Task to complete -> Write the count of lines that contain the word "source" and nothing else.

↓

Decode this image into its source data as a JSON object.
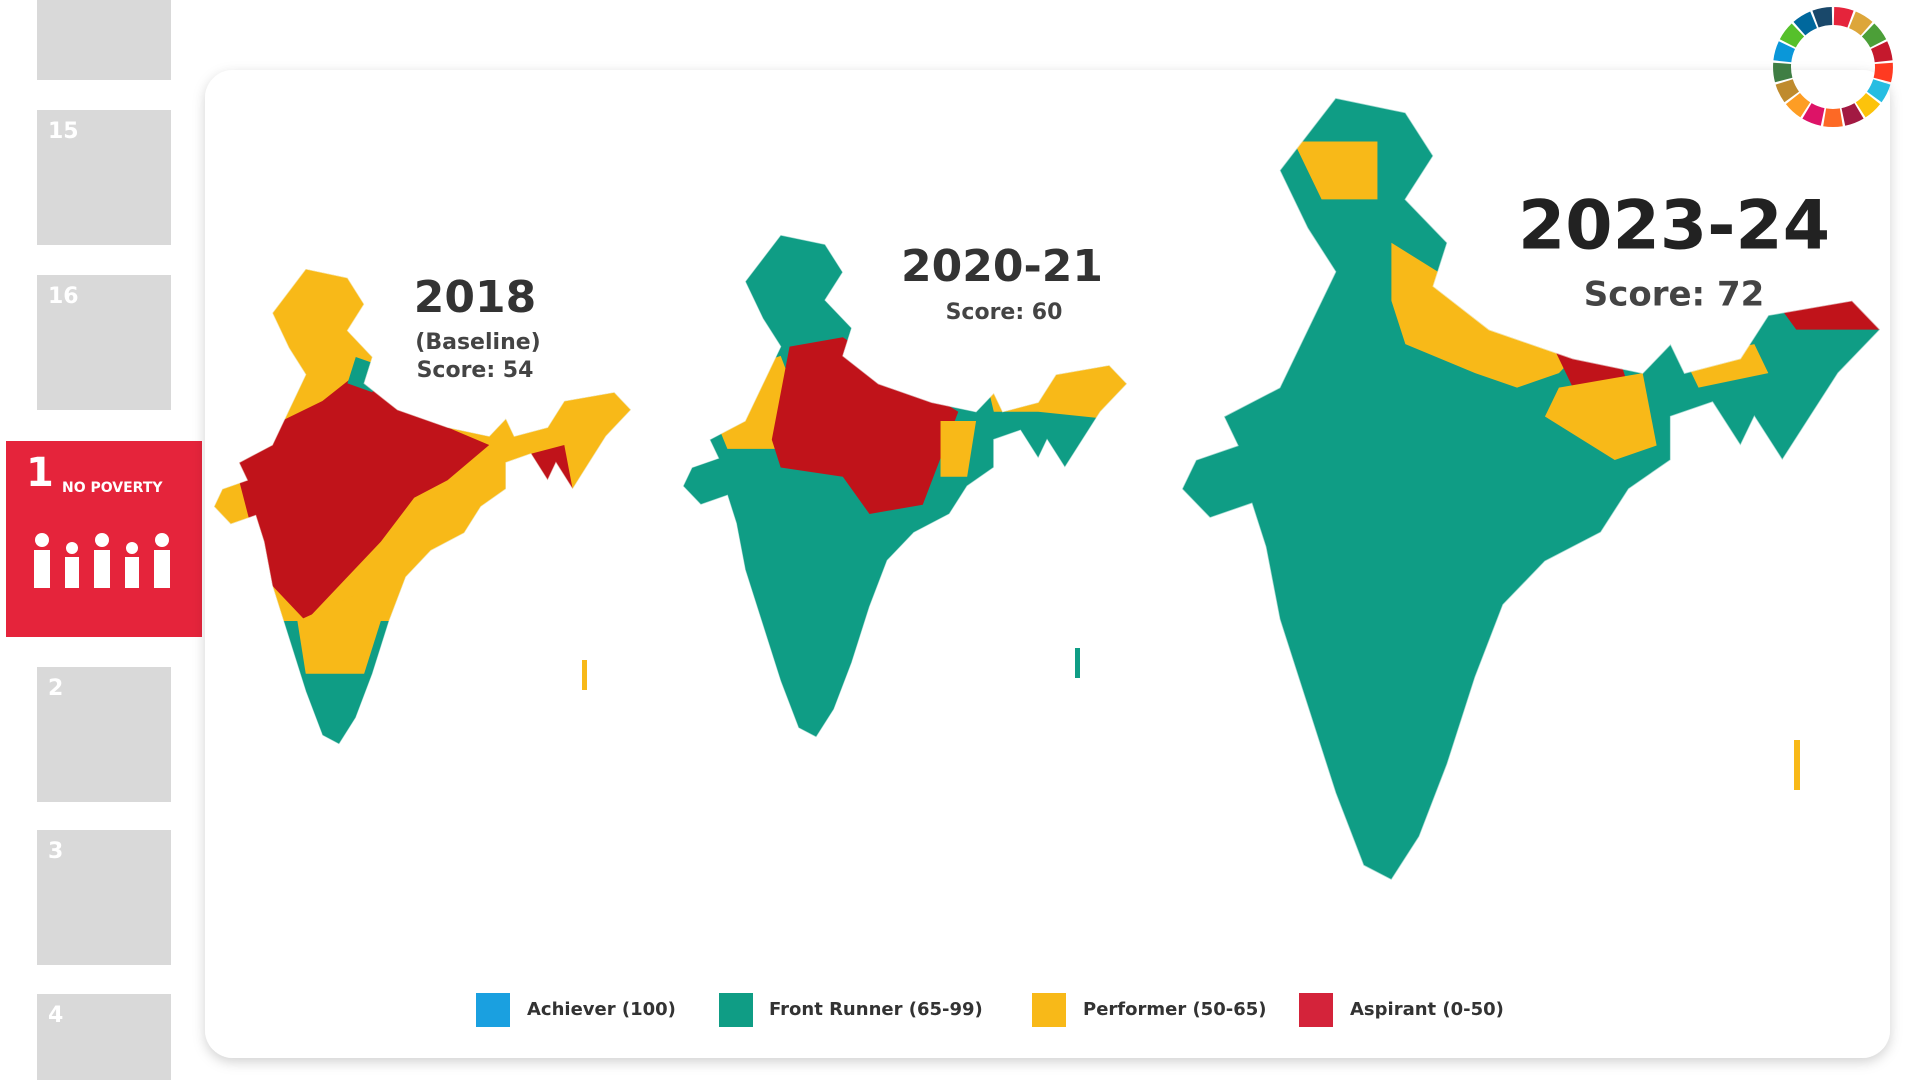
{
  "sidebar": {
    "tiles": [
      "15",
      "16",
      "1",
      "2",
      "3",
      "4"
    ],
    "active_label": "NO POVERTY"
  },
  "maps": [
    {
      "title": "2018",
      "subtitle": "(Baseline)",
      "score": "Score: 54"
    },
    {
      "title": "2020-21",
      "score": "Score: 60"
    },
    {
      "title": "2023-24",
      "score": "Score: 72"
    }
  ],
  "legend": [
    "Achiever (100)",
    "Front Runner (65-99)",
    "Performer (50-65)",
    "Aspirant (0-50)"
  ]
}
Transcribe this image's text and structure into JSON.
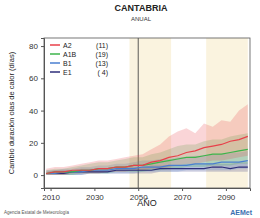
{
  "chart_data": {
    "type": "line",
    "title": "CANTABRIA",
    "subtitle": "ANUAL",
    "x_label": "AÑO",
    "y_label": "Cambio duración olas de calor (días)",
    "source": "Agencia Estatal de Meteorología",
    "logo_text": "AEMet",
    "xlim": [
      2007,
      2101
    ],
    "xticks": [
      2010,
      2030,
      2050,
      2070,
      2090
    ],
    "ylim": [
      -8,
      85
    ],
    "yticks": [
      0,
      20,
      40,
      60,
      80
    ],
    "grid": false,
    "legend": "top-left",
    "reference_x": 2050,
    "periods": [
      [
        2046,
        2065
      ],
      [
        2081,
        2100
      ]
    ],
    "x": [
      2008,
      2012,
      2016,
      2020,
      2024,
      2028,
      2032,
      2036,
      2040,
      2044,
      2048,
      2052,
      2056,
      2060,
      2064,
      2068,
      2072,
      2076,
      2080,
      2084,
      2088,
      2092,
      2096,
      2100
    ],
    "series": [
      {
        "name": "A2",
        "color": "#e8404a",
        "count": {
          "value": 11,
          "label": "(11)"
        },
        "values": [
          1,
          2,
          2,
          3,
          3,
          3,
          4,
          4,
          5,
          5,
          6,
          6,
          8,
          9,
          11,
          12,
          14,
          15,
          17,
          18,
          19,
          21,
          22,
          24
        ],
        "lower": [
          0,
          0,
          0,
          1,
          1,
          1,
          1,
          2,
          2,
          2,
          3,
          3,
          4,
          4,
          5,
          6,
          7,
          7,
          8,
          9,
          9,
          10,
          11,
          12
        ],
        "upper": [
          4,
          5,
          5,
          6,
          7,
          8,
          9,
          9,
          10,
          11,
          12,
          13,
          16,
          19,
          24,
          27,
          29,
          26,
          32,
          30,
          34,
          33,
          40,
          44
        ]
      },
      {
        "name": "A1B",
        "color": "#3cb44b",
        "count": {
          "value": 19,
          "label": "(19)"
        },
        "values": [
          1,
          2,
          2,
          2,
          3,
          3,
          4,
          4,
          5,
          5,
          6,
          6,
          7,
          8,
          9,
          10,
          11,
          11,
          12,
          13,
          13,
          14,
          15,
          16
        ],
        "lower": [
          0,
          0,
          0,
          0,
          1,
          1,
          1,
          1,
          2,
          2,
          2,
          2,
          3,
          3,
          4,
          4,
          5,
          5,
          5,
          6,
          6,
          6,
          7,
          7
        ],
        "upper": [
          3,
          4,
          4,
          5,
          6,
          7,
          8,
          8,
          9,
          10,
          11,
          11,
          13,
          14,
          16,
          18,
          19,
          19,
          21,
          22,
          22,
          24,
          25,
          26
        ]
      },
      {
        "name": "B1",
        "color": "#4a7fd0",
        "count": {
          "value": 13,
          "label": "(13)"
        },
        "values": [
          1,
          1,
          2,
          2,
          2,
          3,
          3,
          3,
          4,
          4,
          4,
          5,
          5,
          5,
          6,
          6,
          6,
          7,
          7,
          7,
          8,
          8,
          8,
          9
        ],
        "lower": [
          0,
          0,
          0,
          0,
          0,
          1,
          1,
          1,
          1,
          1,
          1,
          2,
          2,
          2,
          2,
          2,
          3,
          3,
          3,
          3,
          3,
          3,
          4,
          4
        ],
        "upper": [
          3,
          3,
          4,
          4,
          5,
          5,
          6,
          6,
          7,
          7,
          8,
          9,
          9,
          10,
          10,
          11,
          11,
          12,
          12,
          13,
          13,
          14,
          14,
          15
        ]
      },
      {
        "name": "E1",
        "color": "#2e2e7a",
        "count": {
          "value": 4,
          "label": "( 4)"
        },
        "values": [
          1,
          1,
          1,
          2,
          2,
          2,
          2,
          2,
          3,
          3,
          3,
          3,
          3,
          4,
          4,
          4,
          4,
          4,
          4,
          5,
          5,
          4,
          5,
          5
        ],
        "lower": [
          0,
          0,
          0,
          0,
          0,
          1,
          1,
          1,
          1,
          1,
          1,
          1,
          1,
          2,
          2,
          2,
          2,
          2,
          2,
          2,
          2,
          2,
          2,
          2
        ],
        "upper": [
          2,
          3,
          3,
          3,
          4,
          4,
          4,
          4,
          5,
          5,
          5,
          5,
          6,
          6,
          6,
          6,
          7,
          7,
          7,
          7,
          7,
          7,
          8,
          8
        ]
      }
    ]
  }
}
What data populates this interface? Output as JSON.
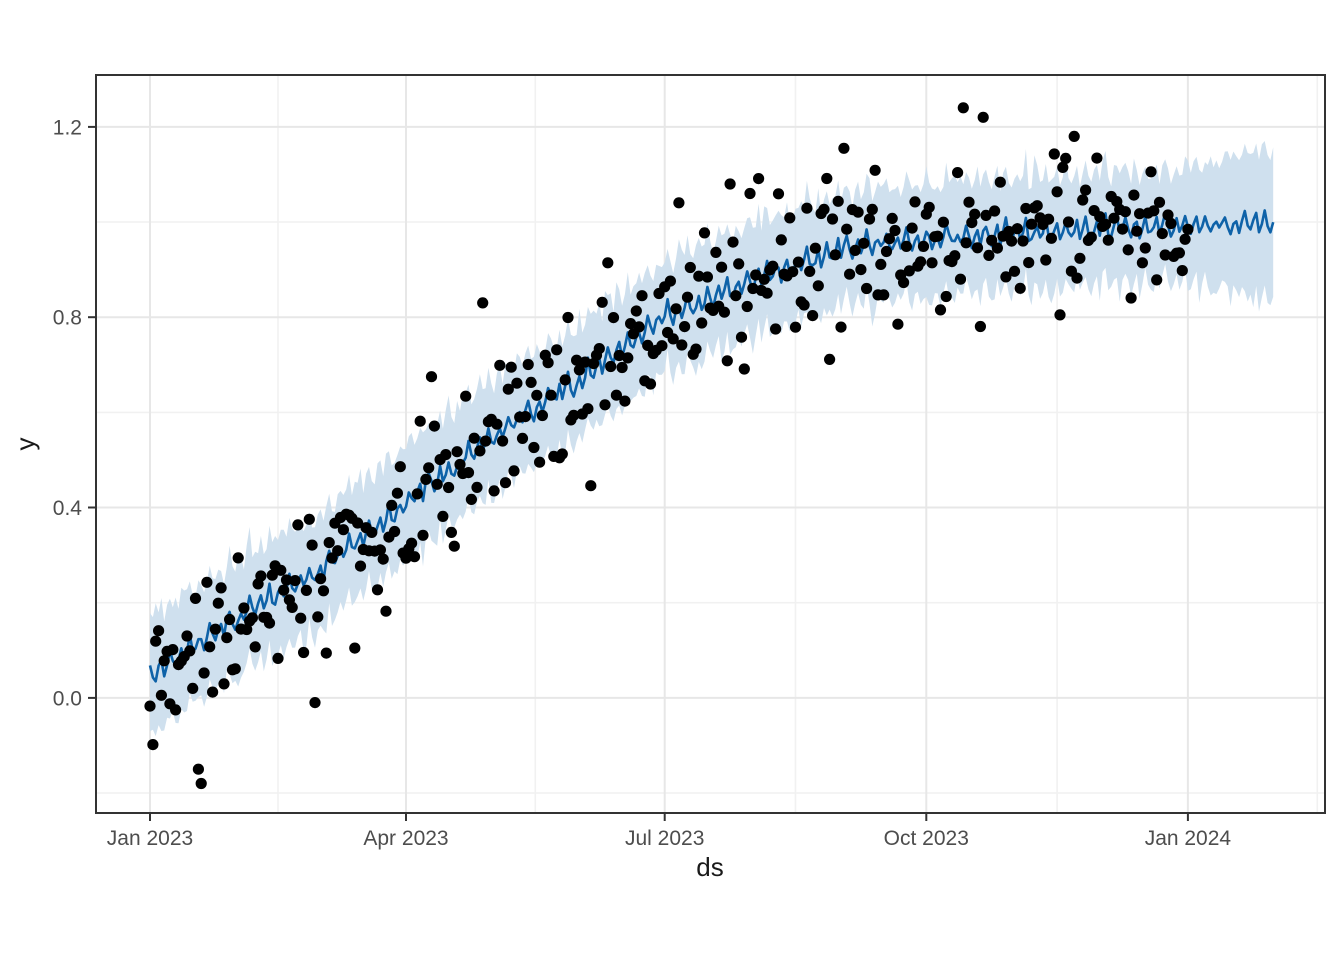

↑

Final answer -> 2